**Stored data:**
+ + + + + + +

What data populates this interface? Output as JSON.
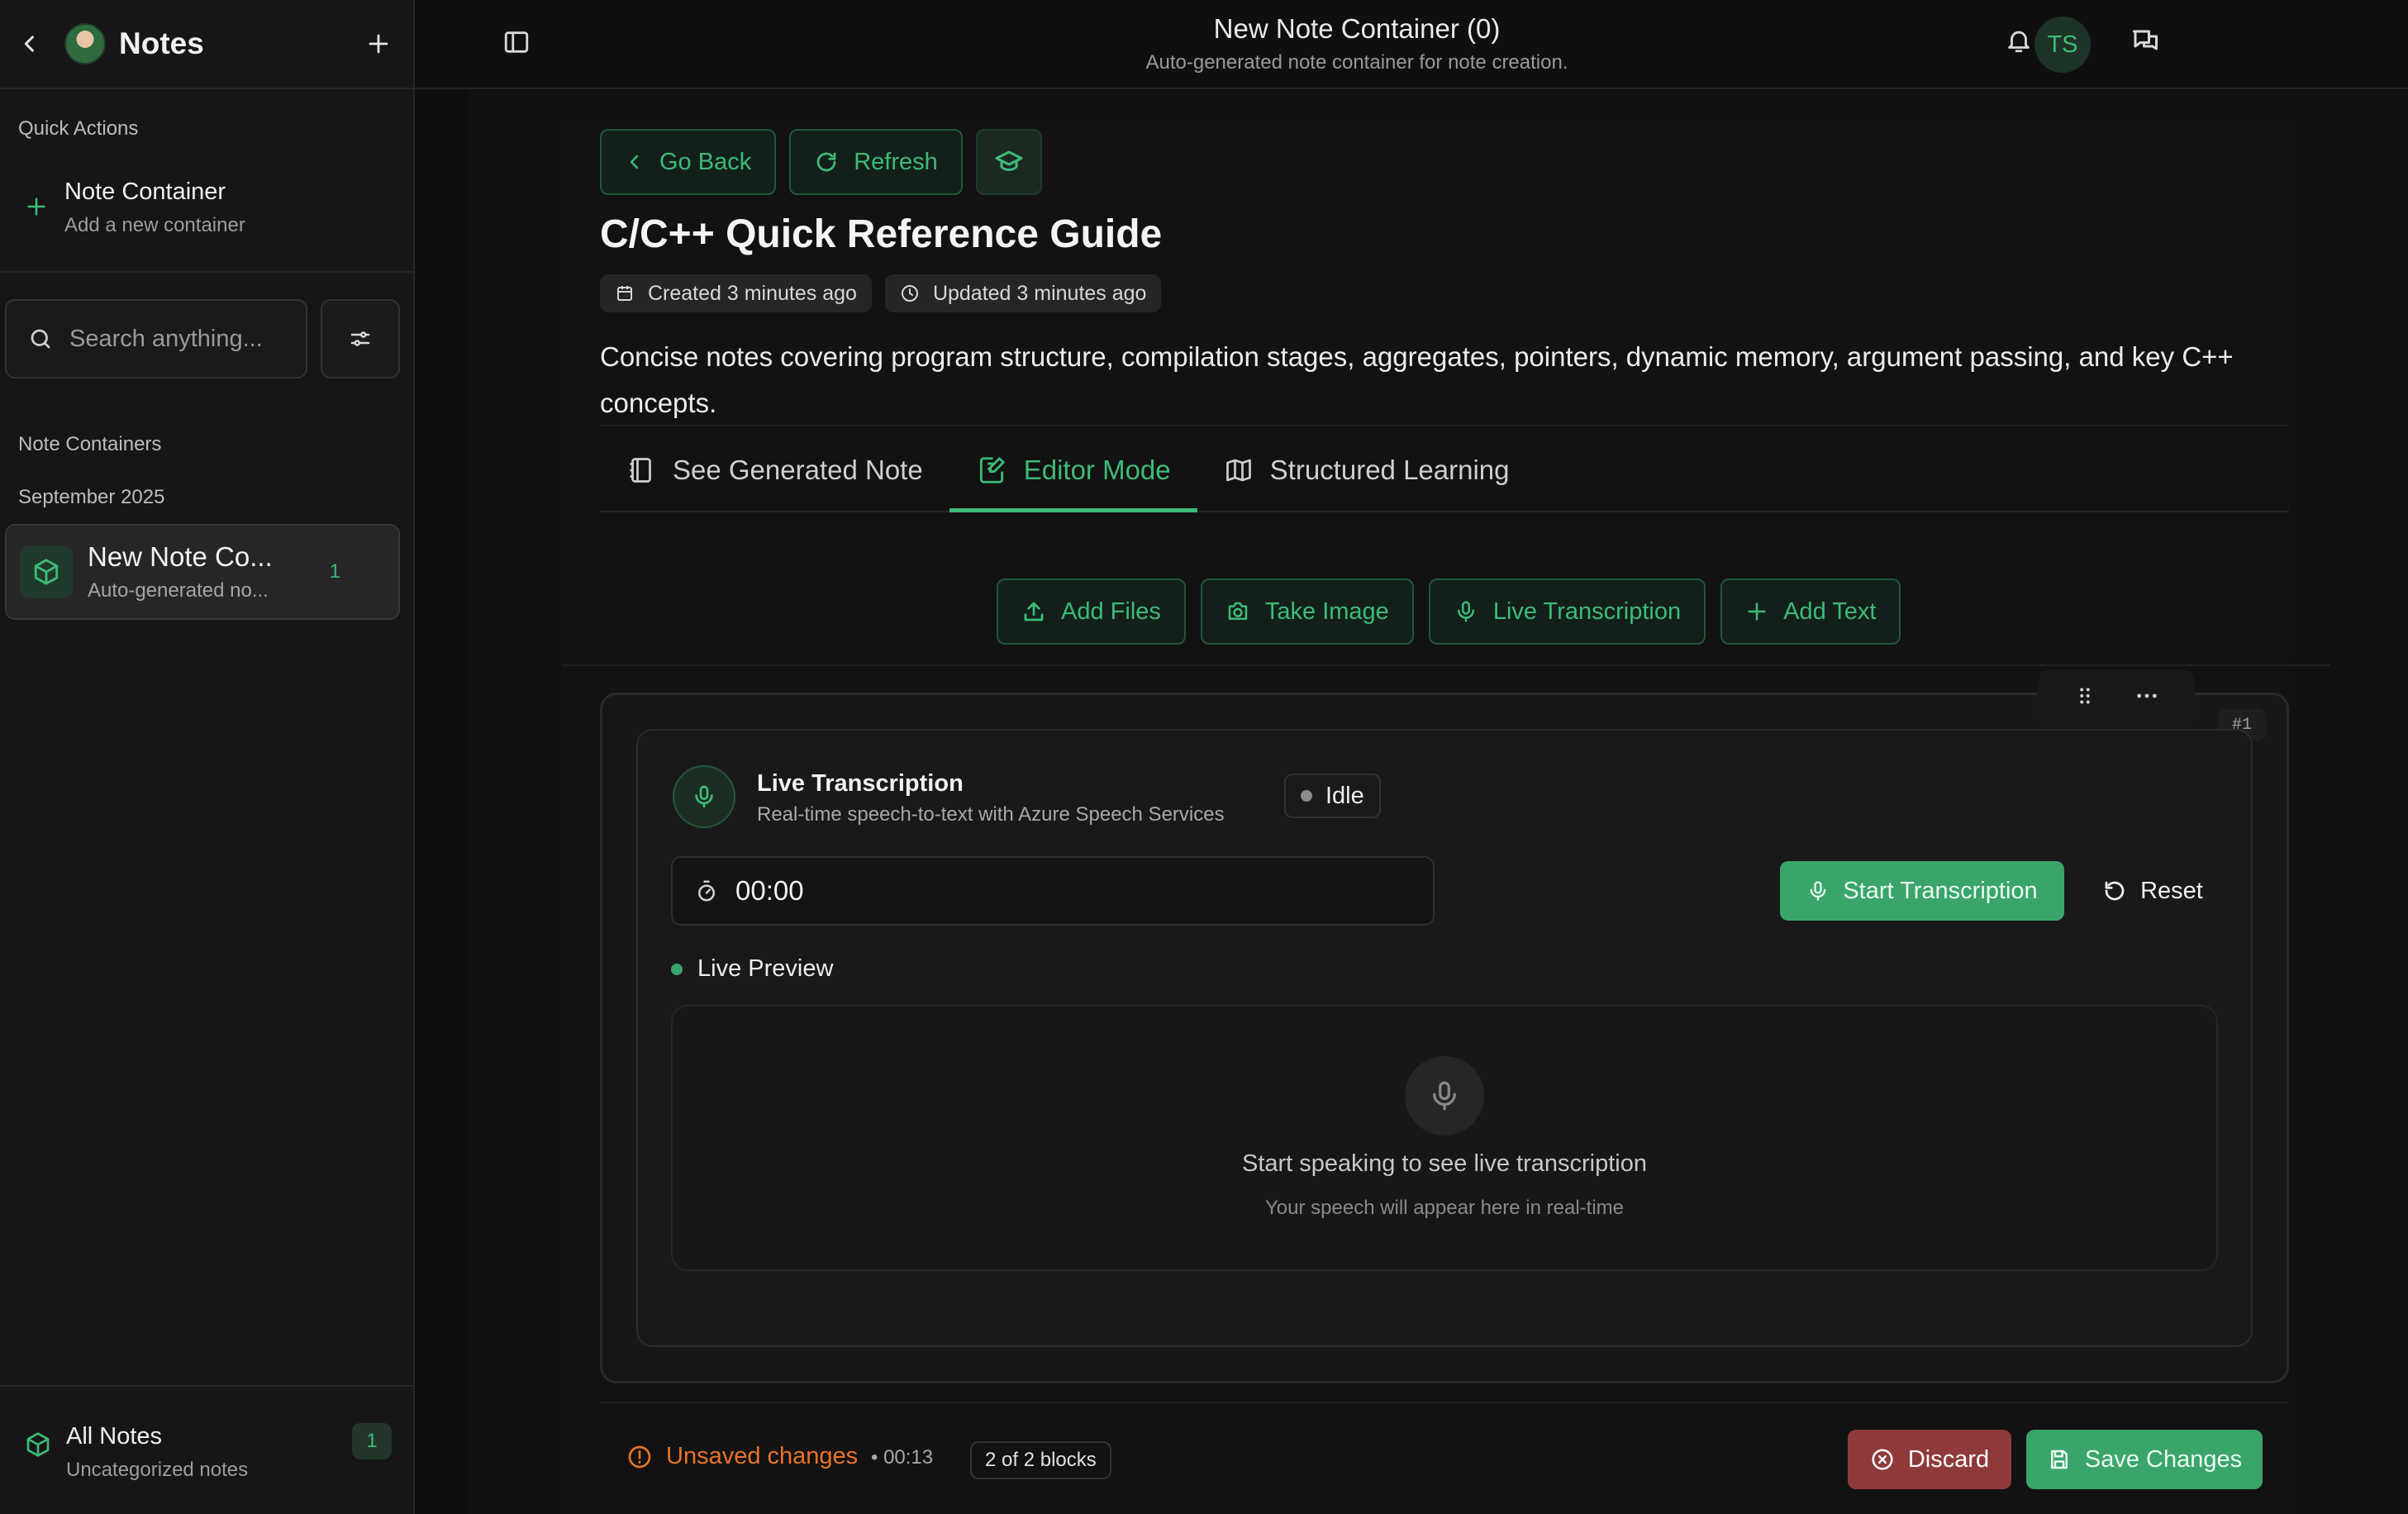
{
  "colors": {
    "accent": "#3dbb78",
    "accent_solid": "#3aa56b",
    "warning": "#e8742a",
    "danger": "#8f3a3a",
    "background": "#0e0e0e",
    "sidebar": "#161616"
  },
  "sidebar": {
    "title": "Notes",
    "quick_actions_label": "Quick Actions",
    "quick_action": {
      "title": "Note Container",
      "subtitle": "Add a new container"
    },
    "search": {
      "placeholder": "Search anything..."
    },
    "containers_label": "Note Containers",
    "month_label": "September 2025",
    "containers": [
      {
        "title": "New Note Co...",
        "subtitle": "Auto-generated no...",
        "count": "1",
        "icon": "cube-icon"
      }
    ],
    "all_notes": {
      "title": "All Notes",
      "subtitle": "Uncategorized notes",
      "count": "1"
    }
  },
  "topbar": {
    "title": "New Note Container (0)",
    "subtitle": "Auto-generated note container for note creation.",
    "user_initials": "TS"
  },
  "toolbar": {
    "go_back": "Go Back",
    "refresh": "Refresh",
    "learn_icon": "graduation-cap-icon"
  },
  "document": {
    "title": "C/C++ Quick Reference Guide",
    "created": "Created 3 minutes ago",
    "updated": "Updated 3 minutes ago",
    "description": "Concise notes covering program structure, compilation stages, aggregates, pointers, dynamic memory, argument passing, and key C++ concepts."
  },
  "tabs": [
    {
      "label": "See Generated Note",
      "icon": "notebook-icon",
      "active": false
    },
    {
      "label": "Editor Mode",
      "icon": "edit-icon",
      "active": true
    },
    {
      "label": "Structured Learning",
      "icon": "map-icon",
      "active": false
    }
  ],
  "add_actions": {
    "add_files": "Add Files",
    "take_image": "Take Image",
    "live_transcription": "Live Transcription",
    "add_text": "Add Text"
  },
  "block": {
    "number": "#1",
    "title": "Live Transcription",
    "subtitle": "Real-time speech-to-text with Azure Speech Services",
    "status": "Idle",
    "timer": "00:00",
    "start_label": "Start Transcription",
    "reset_label": "Reset",
    "preview_label": "Live Preview",
    "preview_title": "Start speaking to see live transcription",
    "preview_sub": "Your speech will appear here in real-time"
  },
  "footer": {
    "unsaved": "Unsaved changes",
    "time": "• 00:13",
    "blocks": "2 of 2 blocks",
    "discard": "Discard",
    "save": "Save Changes"
  }
}
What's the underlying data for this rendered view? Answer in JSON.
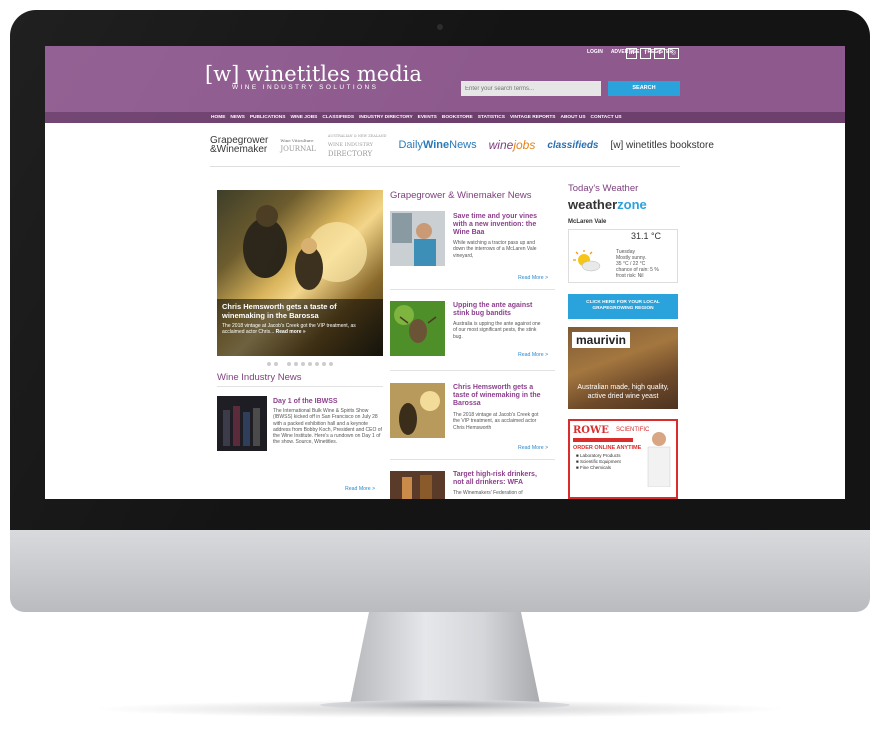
{
  "header": {
    "top_links": [
      "LOGIN",
      "ADVERTISE",
      "REGISTER"
    ],
    "social": [
      {
        "icon": "linkedin-icon",
        "glyph": "in"
      },
      {
        "icon": "facebook-icon",
        "glyph": "f"
      },
      {
        "icon": "twitter-icon",
        "glyph": "t"
      },
      {
        "icon": "instagram-icon",
        "glyph": "◎"
      }
    ],
    "logo_bracket": "[w]",
    "logo_name": "winetitles media",
    "logo_sub": "WINE INDUSTRY SOLUTIONS",
    "search_placeholder": "Enter your search terms...",
    "search_button": "SEARCH"
  },
  "nav": {
    "items": [
      "HOME",
      "NEWS",
      "PUBLICATIONS",
      "WINE JOBS",
      "CLASSIFIEDS",
      "INDUSTRY DIRECTORY",
      "EVENTS",
      "BOOKSTORE",
      "STATISTICS",
      "VINTAGE REPORTS",
      "ABOUT US",
      "CONTACT US"
    ]
  },
  "partners": {
    "grapegrower_1": "Grapegrower",
    "grapegrower_2": "&Winemaker",
    "journal_1": "Wine Viticulture",
    "journal_2": "JOURNAL",
    "directory_1": "AUSTRALIAN & NEW ZEALAND",
    "directory_2": "WINE INDUSTRY",
    "directory_3": "DIRECTORY",
    "dailywinenews_1": "Daily",
    "dailywinenews_2": "Wine",
    "dailywinenews_3": "News",
    "winejobs_1": "wine",
    "winejobs_2": "jobs",
    "classifieds": "classifieds",
    "bookstore": "[w] winetitles bookstore"
  },
  "hero": {
    "title": "Chris Hemsworth gets a taste of winemaking in the Barossa",
    "text": "The 2018 vintage at Jacob's Creek got the VIP treatment, as acclaimed actor Chris...",
    "read_more": "Read more »"
  },
  "wine_industry": {
    "heading": "Wine Industry News",
    "title": "Day 1 of the IBWSS",
    "text": "The International Bulk Wine & Spirits Show (IBWSS) kicked off in San Francisco on July 28 with a packed exhibition hall and a keynote address from Bobby Koch, President and CEO of the Wine Institute. Here's a rundown on Day 1 of the show. Source, Winetitles.",
    "read_more": "Read More >"
  },
  "gw_news": {
    "heading": "Grapegrower & Winemaker News",
    "items": [
      {
        "title": "Save time and your vines with a new invention: the Wine Baa",
        "text": "While watching a tractor pass up and down the interrows of a McLaren Vale vineyard,",
        "read_more": "Read More >"
      },
      {
        "title": "Upping the ante against stink bug bandits",
        "text": "Australia is upping the ante against one of our most significant pests, the stink bug.",
        "read_more": "Read More >"
      },
      {
        "title": "Chris Hemsworth gets a taste of winemaking in the Barossa",
        "text": "The 2018 vintage at Jacob's Creek got the VIP treatment, as acclaimed actor Chris Hemsworth",
        "read_more": "Read More >"
      },
      {
        "title": "Target high-risk drinkers, not all drinkers: WFA",
        "text": "The Winemakers' Federation of"
      }
    ]
  },
  "weather": {
    "heading": "Today's Weather",
    "brand_a": "weather",
    "brand_b": "zone",
    "location": "McLaren Vale",
    "temp": "31.1 °C",
    "day": "Tuesday",
    "desc": "Mostly sunny.",
    "range": "35 °C / 22 °C",
    "rain": "chance of rain: 5 %",
    "frost": "frost risk: Nil",
    "button": "CLICK HERE FOR YOUR LOCAL GRAPEGROWING REGION"
  },
  "ads": {
    "maurivin_logo": "maurivin",
    "maurivin_tag": "Australian made, high quality, active dried wine yeast",
    "rowe_name": "ROWE",
    "rowe_sci": "SCIENTIFIC",
    "rowe_order": "ORDER ONLINE ANYTIME",
    "rowe_items": [
      "Laboratory Products",
      "Scientific Equipment",
      "Fine Chemicals"
    ]
  },
  "colors": {
    "brand_purple": "#8e5a8e",
    "nav_purple": "#6d3f6d",
    "title_purple": "#8e3f8e",
    "accent_blue": "#2aa3dd"
  }
}
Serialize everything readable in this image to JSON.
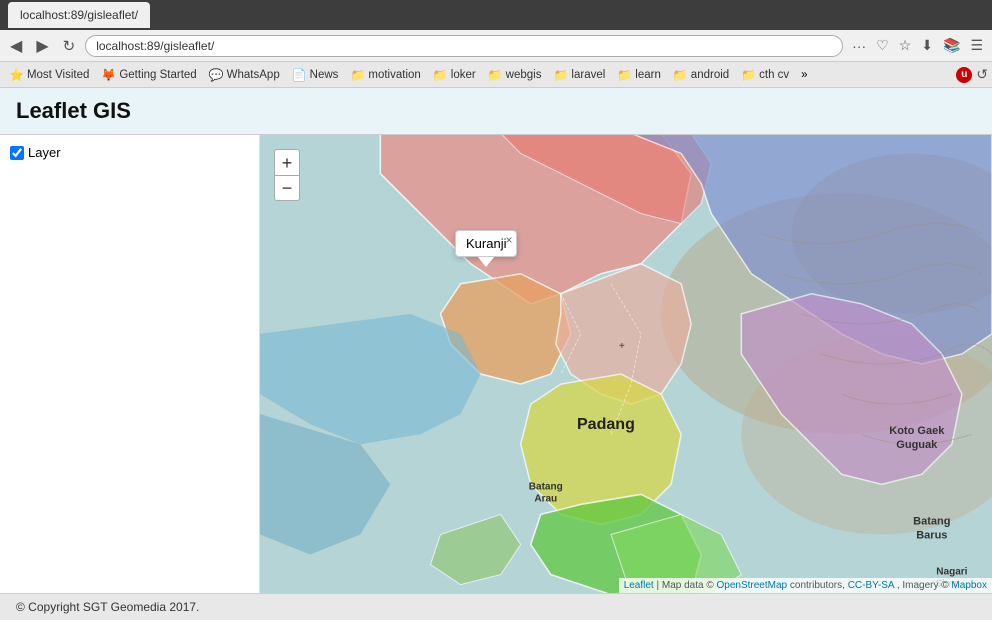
{
  "browser": {
    "tab_title": "localhost:89/gisleaflet/",
    "url": "localhost:89/gisleaflet/",
    "nav_back": "◀",
    "nav_forward": "▶",
    "nav_reload": "↺",
    "bookmarks": [
      {
        "label": "Most Visited",
        "icon": "⭐",
        "type": "special"
      },
      {
        "label": "Getting Started",
        "icon": "🦊",
        "type": "bookmark"
      },
      {
        "label": "WhatsApp",
        "icon": "💬",
        "type": "bookmark"
      },
      {
        "label": "News",
        "icon": "📄",
        "type": "bookmark"
      },
      {
        "label": "motivation",
        "icon": "📁",
        "type": "bookmark"
      },
      {
        "label": "loker",
        "icon": "📁",
        "type": "bookmark"
      },
      {
        "label": "webgis",
        "icon": "📁",
        "type": "bookmark"
      },
      {
        "label": "laravel",
        "icon": "📁",
        "type": "bookmark"
      },
      {
        "label": "learn",
        "icon": "📁",
        "type": "bookmark"
      },
      {
        "label": "android",
        "icon": "📁",
        "type": "bookmark"
      },
      {
        "label": "cth cv",
        "icon": "📁",
        "type": "bookmark"
      }
    ],
    "more_label": "»"
  },
  "page": {
    "title": "Leaflet GIS",
    "layer_label": "Layer",
    "layer_checked": true,
    "popup_text": "Kuranji",
    "popup_close": "×",
    "zoom_in": "+",
    "zoom_out": "−",
    "map_label_padang": "Padang",
    "map_label_batang_arau": "Batang\nArau",
    "map_label_koto_gaek": "Koto Gaek\nGuguak",
    "map_label_batang_barus": "Batang\nBarus",
    "map_label_nagari_simp": "Nagari\nSimp...",
    "attribution_text": "Leaflet | Map data © OpenStreetMap contributors, CC-BY-SA, Imagery © Mapbox",
    "footer_text": "© Copyright SGT Geomedia 2017."
  }
}
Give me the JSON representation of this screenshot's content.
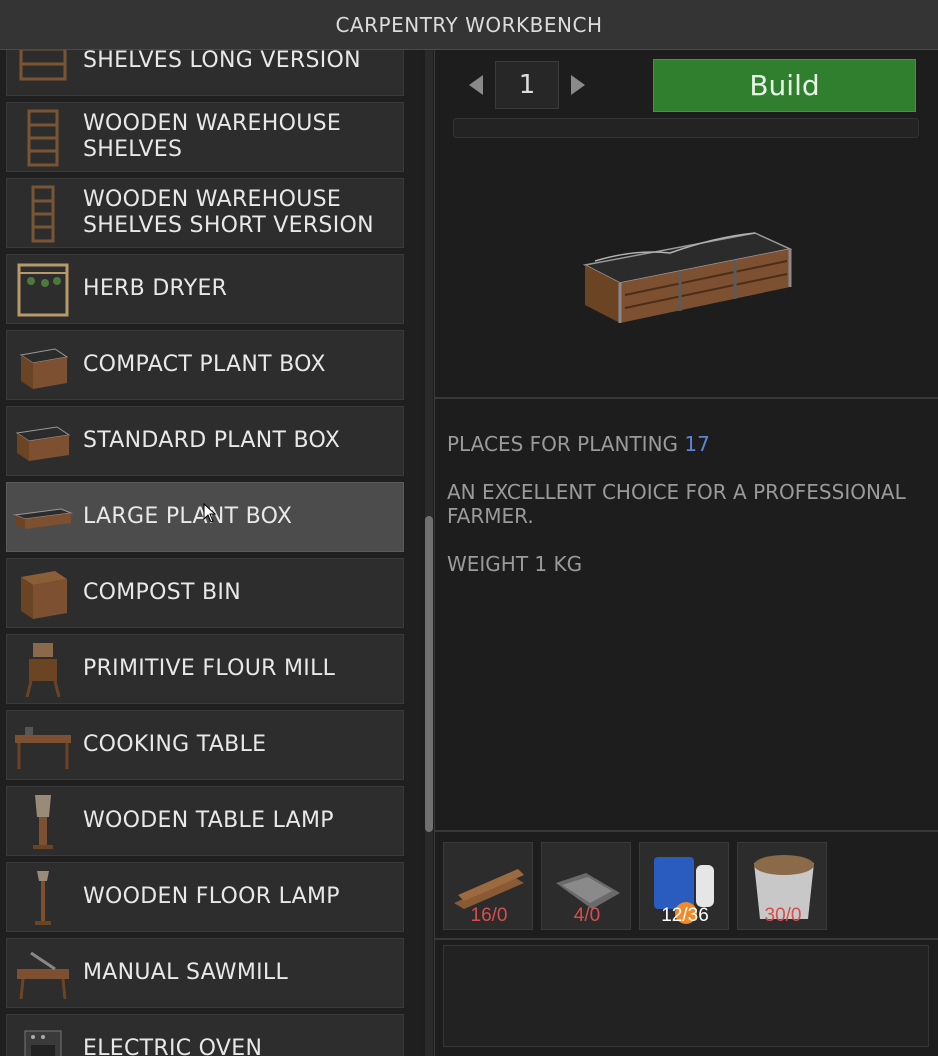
{
  "window": {
    "title": "CARPENTRY WORKBENCH"
  },
  "recipes": [
    {
      "label": "SHELVES LONG VERSION",
      "icon": "shelves-long-icon",
      "selected": false
    },
    {
      "label": "WOODEN WAREHOUSE\nSHELVES",
      "icon": "warehouse-shelves-icon",
      "selected": false
    },
    {
      "label": "WOODEN WAREHOUSE\nSHELVES SHORT VERSION",
      "icon": "warehouse-shelves-short-icon",
      "selected": false
    },
    {
      "label": "HERB DRYER",
      "icon": "herb-dryer-icon",
      "selected": false
    },
    {
      "label": "COMPACT PLANT BOX",
      "icon": "compact-plant-box-icon",
      "selected": false
    },
    {
      "label": "STANDARD PLANT BOX",
      "icon": "standard-plant-box-icon",
      "selected": false
    },
    {
      "label": "LARGE PLANT BOX",
      "icon": "large-plant-box-icon",
      "selected": true
    },
    {
      "label": "COMPOST BIN",
      "icon": "compost-bin-icon",
      "selected": false
    },
    {
      "label": "PRIMITIVE FLOUR MILL",
      "icon": "flour-mill-icon",
      "selected": false
    },
    {
      "label": "COOKING TABLE",
      "icon": "cooking-table-icon",
      "selected": false
    },
    {
      "label": "WOODEN TABLE LAMP",
      "icon": "table-lamp-icon",
      "selected": false
    },
    {
      "label": "WOODEN FLOOR LAMP",
      "icon": "floor-lamp-icon",
      "selected": false
    },
    {
      "label": "MANUAL SAWMILL",
      "icon": "sawmill-icon",
      "selected": false
    },
    {
      "label": "ELECTRIC OVEN",
      "icon": "electric-oven-icon",
      "selected": false
    }
  ],
  "craft": {
    "quantity": "1",
    "build_label": "Build",
    "progress": 0
  },
  "details": {
    "planting_label": "PLACES FOR PLANTING",
    "planting_value": "17",
    "description": "AN EXCELLENT CHOICE FOR A PROFESSIONAL FARMER.",
    "weight": "WEIGHT 1 KG"
  },
  "ingredients": [
    {
      "icon": "planks-icon",
      "count": "16/0",
      "sufficient": false
    },
    {
      "icon": "nails-icon",
      "count": "4/0",
      "sufficient": false
    },
    {
      "icon": "water-canister-icon",
      "count": "12/36",
      "sufficient": true
    },
    {
      "icon": "soil-bucket-icon",
      "count": "30/0",
      "sufficient": false
    }
  ],
  "colors": {
    "build_button": "#2f7f2f",
    "highlight_value": "#5a86d6",
    "missing_count": "#d84e4e",
    "available_count": "#ffffff"
  }
}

+ + + + + + +

**Objective:** Among the records above, find each line holding the string "nSHELVES" and pull it out.

**Result:**
      "label": "WOODEN WAREHOUSE\nSHELVES",
      "label": "WOODEN WAREHOUSE\nSHELVES SHORT VERSION",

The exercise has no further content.